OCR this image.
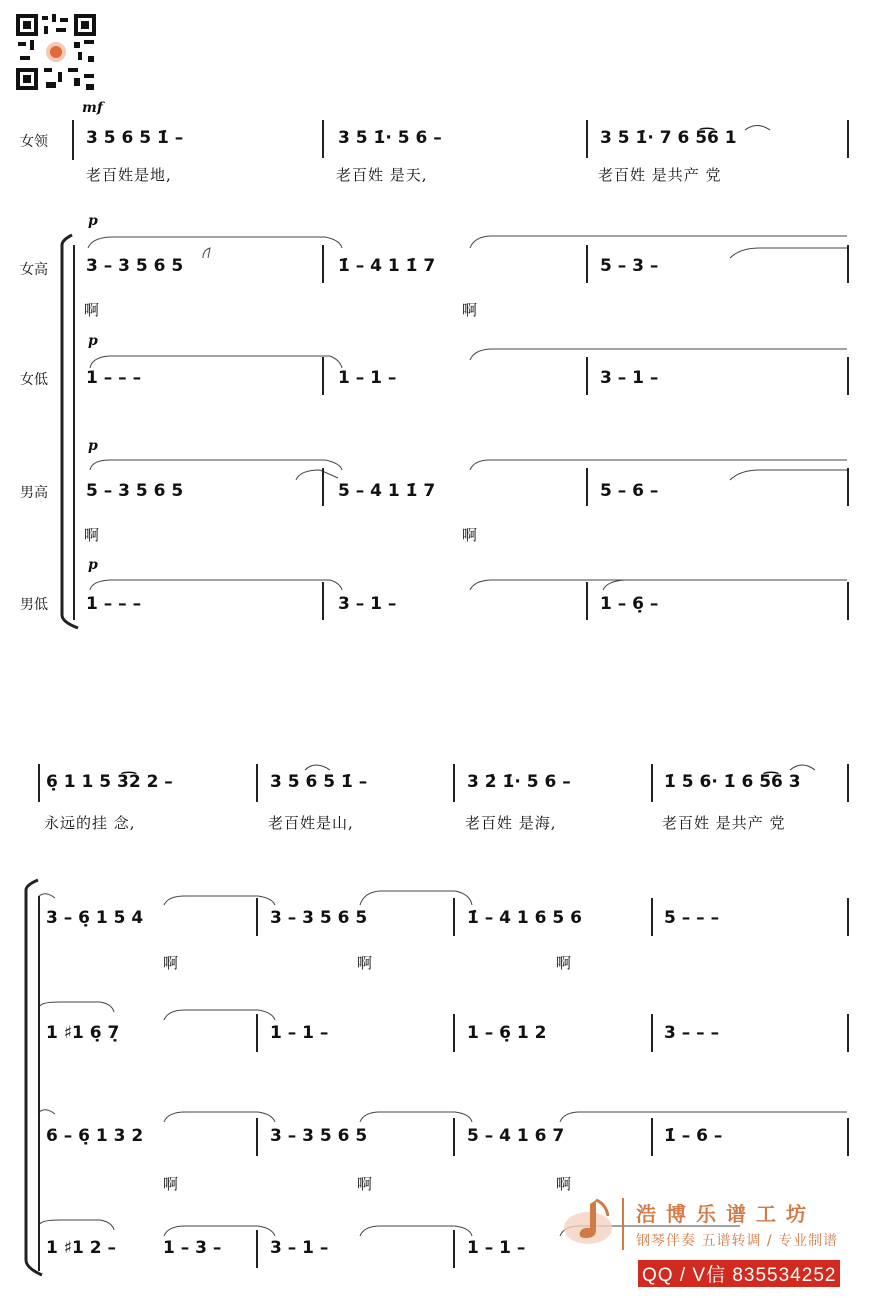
女领
女高
女低
男高
男低
mf
p
p
p
p
3 5 6 5 1̇ –	3 5 1̇· 5 6 –	3 5 1̇· 7 6 5͡6 1
老百姓是地,	老百姓 是天,	老百姓 是共产 党
3 – 3 5 6 5	1̇ – 4 1 1̇ 7	5 – 3 –
啊	啊
1 – – –	1 – 1 –	3 – 1 –
5 – 3 5 6 5	5 – 4 1 1̇ 7	5 – 6 –
啊	啊
1 – – –	3 – 1 –	1 – 6̣ –
6̣ 1 1 5 3͡2 2 –	3 5 6 5 1̇ –	3 2̇ 1̇· 5 6 –	1̇ 5 6· 1̇ 6 5͡6 3
永远的挂 念,	老百姓是山,	老百姓 是海,	老百姓 是共产 党
3 – 6̣ 1 5 4	3 – 3 5 6 5	1̇ – 4 1 6 5 6	5 – – –
啊	啊	啊
1 ♯1 6̣ 7̣	1 – 1 –	1 – 6̣ 1 2	3 – – –
6 – 6̣ 1 3 2	3 – 3 5 6 5	5 – 4 1 6 7	1̇ – 6 –
啊	啊	啊
1 ♯1 2 –	1 – 3 –	3 – 1 –	1 – 1 –
浩博乐谱工坊
钢琴伴奏 五谱转调 / 专业制谱
QQ / V信 835534252
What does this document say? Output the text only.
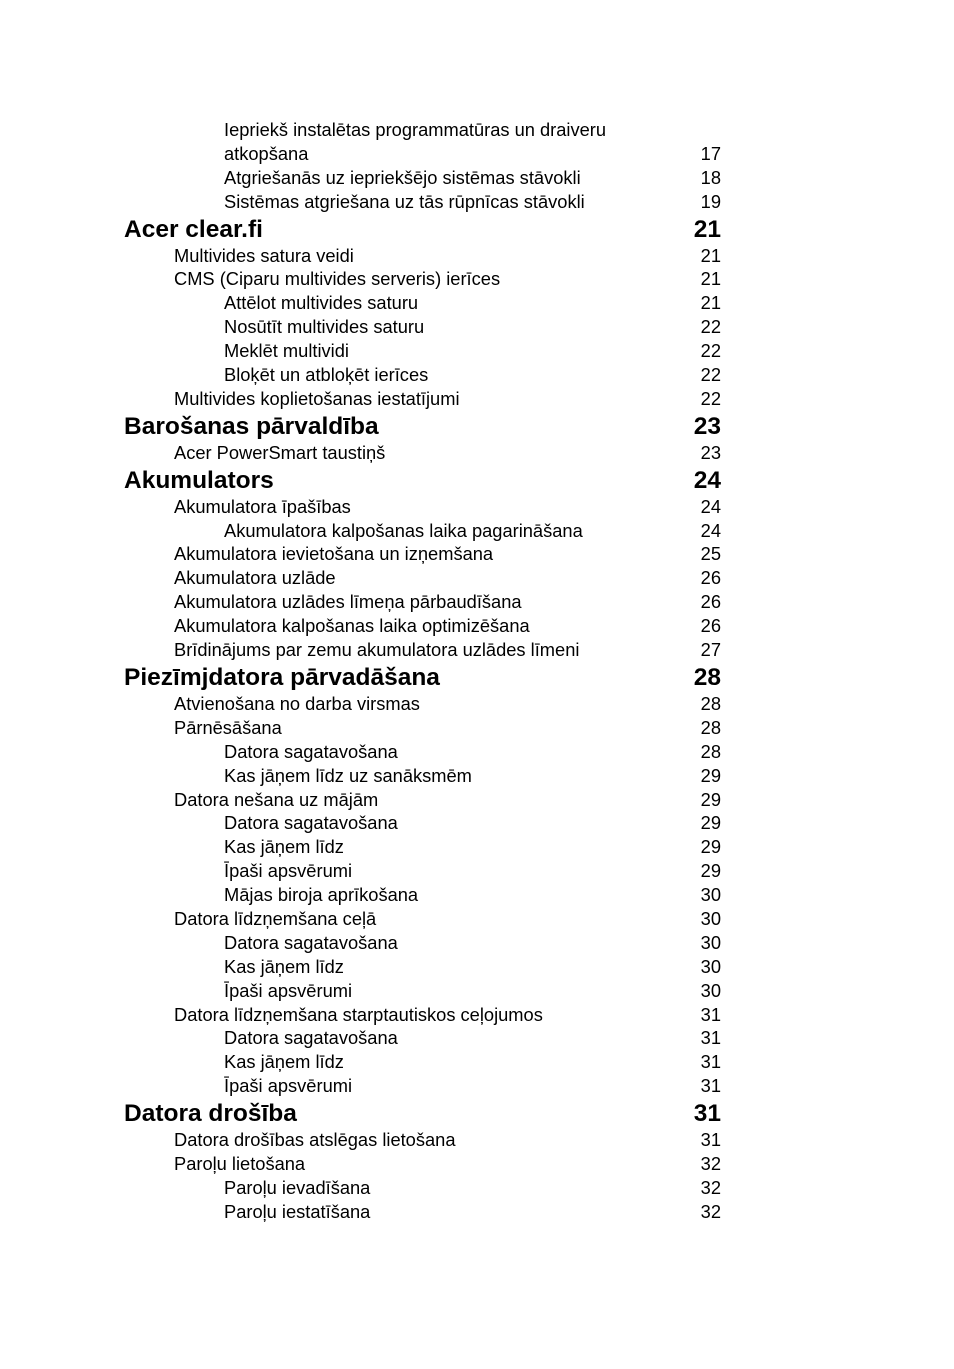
Iepriekš instalētas programmatūras un draiveru atkopšana	17
Atgriešanās uz iepriekšējo sistēmas stāvokli	18
Sistēmas atgriešana uz tās rūpnīcas stāvokli	19
Acer clear.fi	21
Multivides satura veidi	21
CMS (Ciparu multivides serveris) ierīces	21
Attēlot multivides saturu	21
Nosūtīt multivides saturu	22
Meklēt multividi	22
Bloķēt un atbloķēt ierīces	22
Multivides koplietošanas iestatījumi	22
Barošanas pārvaldība	23
Acer PowerSmart taustiņš	23
Akumulators	24
Akumulatora īpašības	24
Akumulatora kalpošanas laika pagarināšana	24
Akumulatora ievietošana un izņemšana	25
Akumulatora uzlāde	26
Akumulatora uzlādes līmeņa pārbaudīšana	26
Akumulatora kalpošanas laika optimizēšana	26
Brīdinājums par zemu akumulatora uzlādes līmeni	27
Piezīmjdatora pārvadāšana	28
Atvienošana no darba virsmas	28
Pārnēsāšana	28
Datora sagatavošana	28
Kas jāņem līdz uz sanāksmēm	29
Datora nešana uz mājām	29
Datora sagatavošana	29
Kas jāņem līdz	29
Īpaši apsvērumi	29
Mājas biroja aprīkošana	30
Datora līdzņemšana ceļā	30
Datora sagatavošana	30
Kas jāņem līdz	30
Īpaši apsvērumi	30
Datora līdzņemšana starptautiskos ceļojumos	31
Datora sagatavošana	31
Kas jāņem līdz	31
Īpaši apsvērumi	31
Datora drošība	31
Datora drošības atslēgas lietošana	31
Paroļu lietošana	32
Paroļu ievadīšana	32
Paroļu iestatīšana	32
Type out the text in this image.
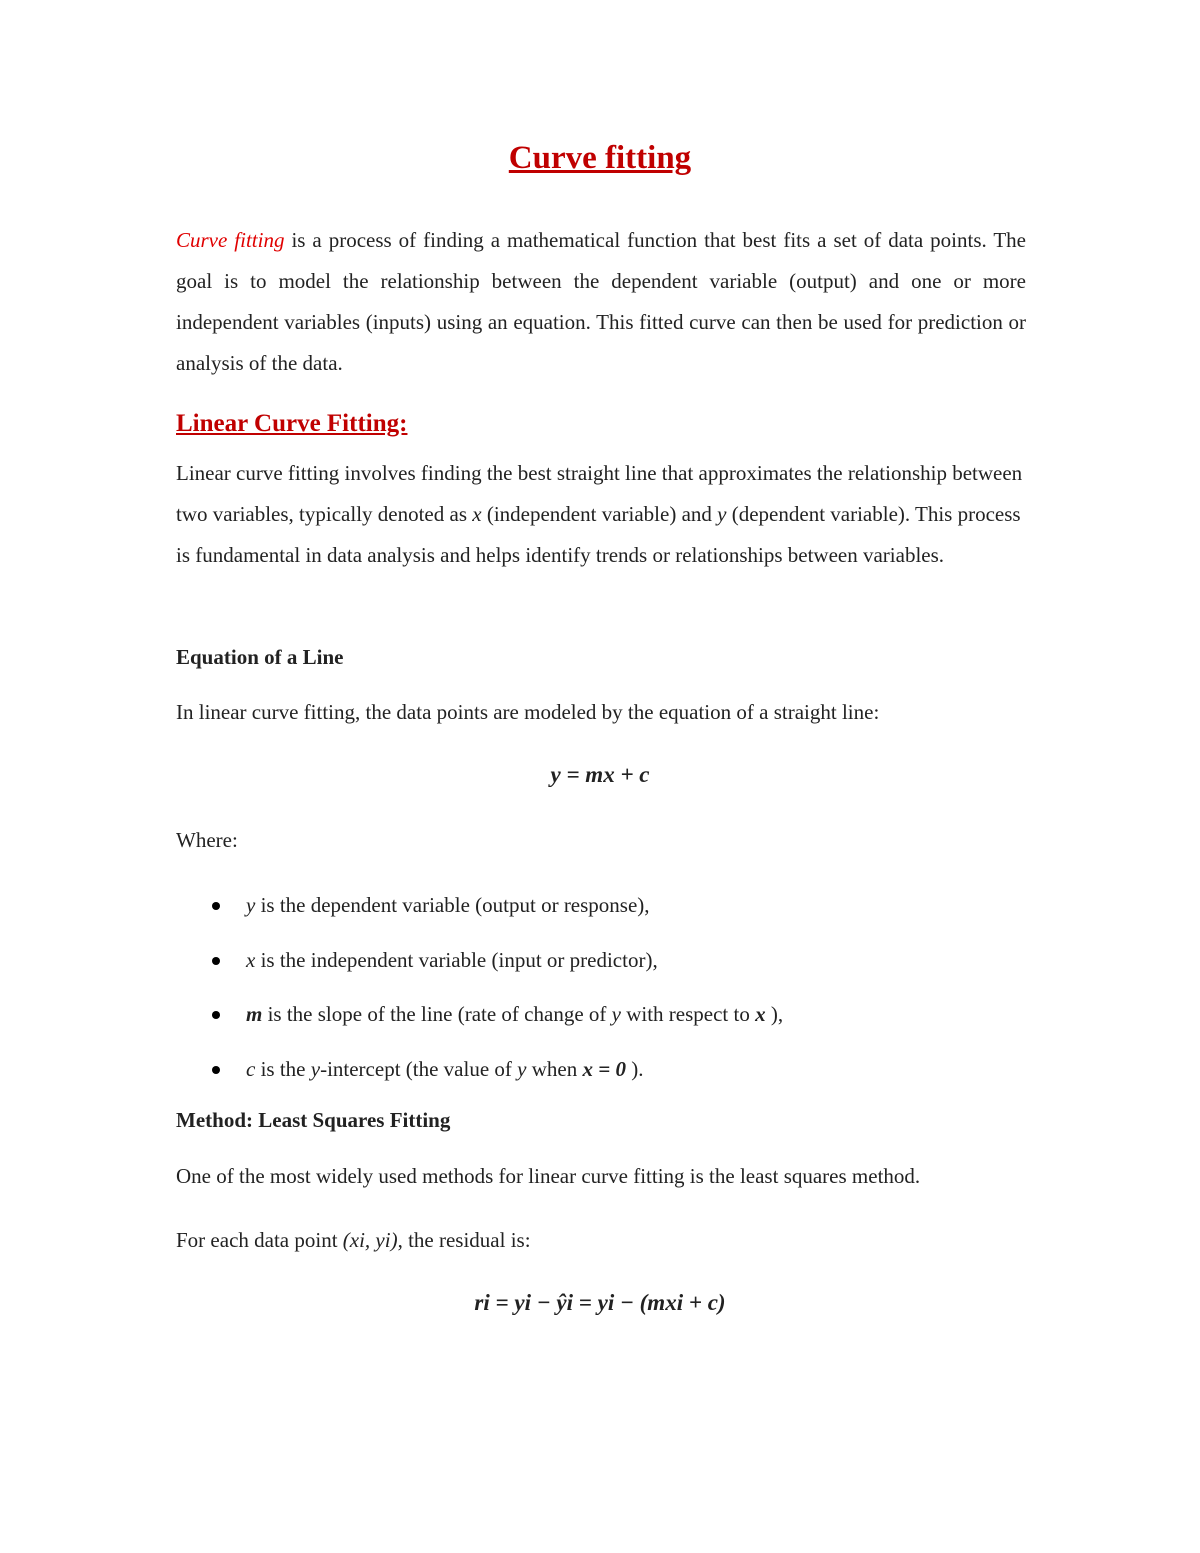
Curve fitting

Curve fitting is a process of finding a mathematical function that best fits a set of data points. The goal is to model the relationship between the dependent variable (output) and one or more independent variables (inputs) using an equation. This fitted curve can then be used for prediction or analysis of the data.

Linear Curve Fitting:

Linear curve fitting involves finding the best straight line that approximates the relationship between two variables, typically denoted as x (independent variable) and y (dependent variable). This process is fundamental in data analysis and helps identify trends or relationships between variables.

Equation of a Line

In linear curve fitting, the data points are modeled by the equation of a straight line:

y = mx + c

Where:

y is the dependent variable (output or response),
x is the independent variable (input or predictor),
m is the slope of the line (rate of change of y with respect to x ),
c is the y-intercept (the value of y when x = 0 ).
Method: Least Squares Fitting

One of the most widely used methods for linear curve fitting is the least squares method.

For each data point (xi, yi), the residual is:

ri = yi − ŷi = yi − (mxi + c)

→ **EXERCISE AIM**: Search the records above for "used". Copy each line where it is found.

→ **OUTPUT OF THE EXERCISE**:
Curve fitting is a process of finding a mathematical function that best fits a set of data points. The goal is to model the relationship between the dependent variable (output) and one or more independent variables (inputs) using an equation. This fitted curve can then be used for prediction or analysis of the data.
One of the most widely used methods for linear curve fitting is the least squares method.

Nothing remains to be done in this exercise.